Leaving the pictures aside, transcribe every line below exactly.

Exercise input:
____________________

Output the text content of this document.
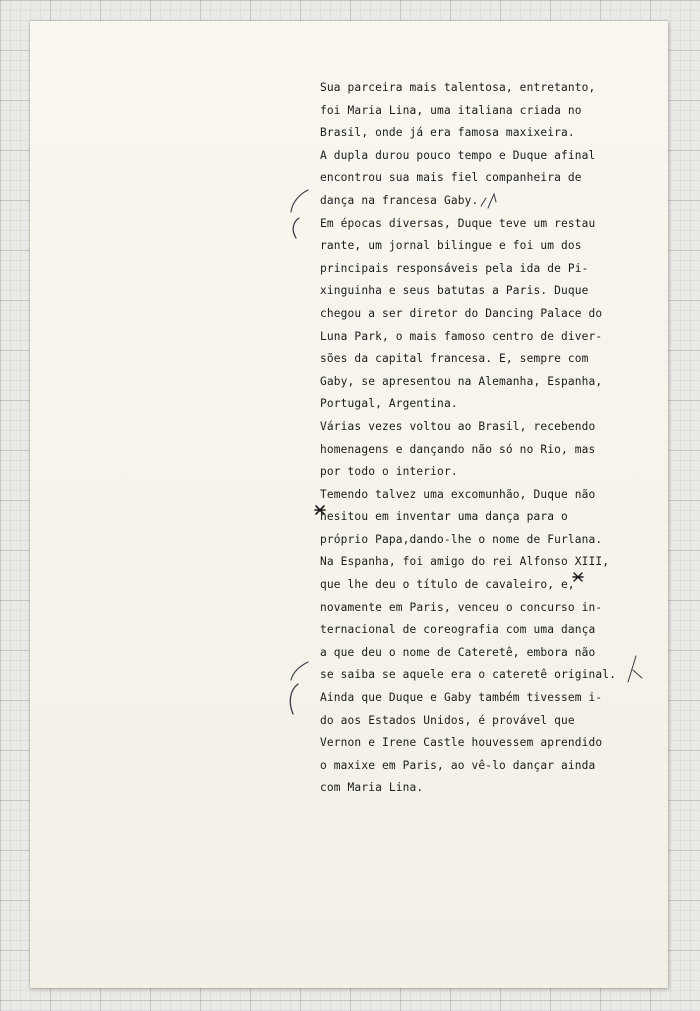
Sua parceira mais talentosa, entretanto,
foi Maria Lina, uma italiana criada no
Brasil, onde já era famosa maxixeira.
A dupla durou pouco tempo e Duque afinal
encontrou sua mais fiel companheira de
dança na francesa Gaby.
Em épocas diversas, Duque teve um restau
rante, um jornal bilingue e foi um dos
principais responsáveis pela ida de Pi-
xinguinha e seus batutas a Paris. Duque
chegou a ser diretor do Dancing Palace do
Luna Park, o mais famoso centro de diver-
sões da capital francesa. E, sempre com
Gaby, se apresentou na Alemanha, Espanha,
Portugal, Argentina.
Várias vezes voltou ao Brasil, recebendo
homenagens e dançando não só no Rio, mas
por todo o interior.
Temendo talvez uma excomunhão, Duque não
hesitou em inventar uma dança para o
próprio Papa,dando-lhe o nome de Furlana.
Na Espanha, foi amigo do rei Alfonso XIII,
que lhe deu o título de cavaleiro, e,
novamente em Paris, venceu o concurso in-
ternacional de coreografia com uma dança
a que deu o nome de Cateretê, embora não
se saiba se aquele era o cateretê original.
Ainda que Duque e Gaby também tivessem i-
do aos Estados Unidos, é provável que
Vernon e Irene Castle houvessem aprendido
o maxixe em Paris, ao vê-lo dançar ainda
com Maria Lina.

____________________

Task result:
Output the text content of this document.
Sua parceira mais talentosa, entretanto,
foi Maria Lina, uma italiana criada no
Brasil, onde já era famosa maxixeira.
A dupla durou pouco tempo e Duque afinal
encontrou sua mais fiel companheira de
dança na francesa Gaby.
Em épocas diversas, Duque teve um restau
rante, um jornal bilingue e foi um dos
principais responsáveis pela ida de Pi-
xinguinha e seus batutas a Paris. Duque
chegou a ser diretor do Dancing Palace do
Luna Park, o mais famoso centro de diver-
sões da capital francesa. E, sempre com
Gaby, se apresentou na Alemanha, Espanha,
Portugal, Argentina.
Várias vezes voltou ao Brasil, recebendo
homenagens e dançando não só no Rio, mas
por todo o interior.
Temendo talvez uma excomunhão, Duque não
hesitou em inventar uma dança para o
próprio Papa,dando-lhe o nome de Furlana.
Na Espanha, foi amigo do rei Alfonso XIII,
que lhe deu o título de cavaleiro, e,
novamente em Paris, venceu o concurso in-
ternacional de coreografia com uma dança
a que deu o nome de Cateretê, embora não
se saiba se aquele era o cateretê original.
Ainda que Duque e Gaby também tivessem i-
do aos Estados Unidos, é provável que
Vernon e Irene Castle houvessem aprendido
o maxixe em Paris, ao vê-lo dançar ainda
com Maria Lina.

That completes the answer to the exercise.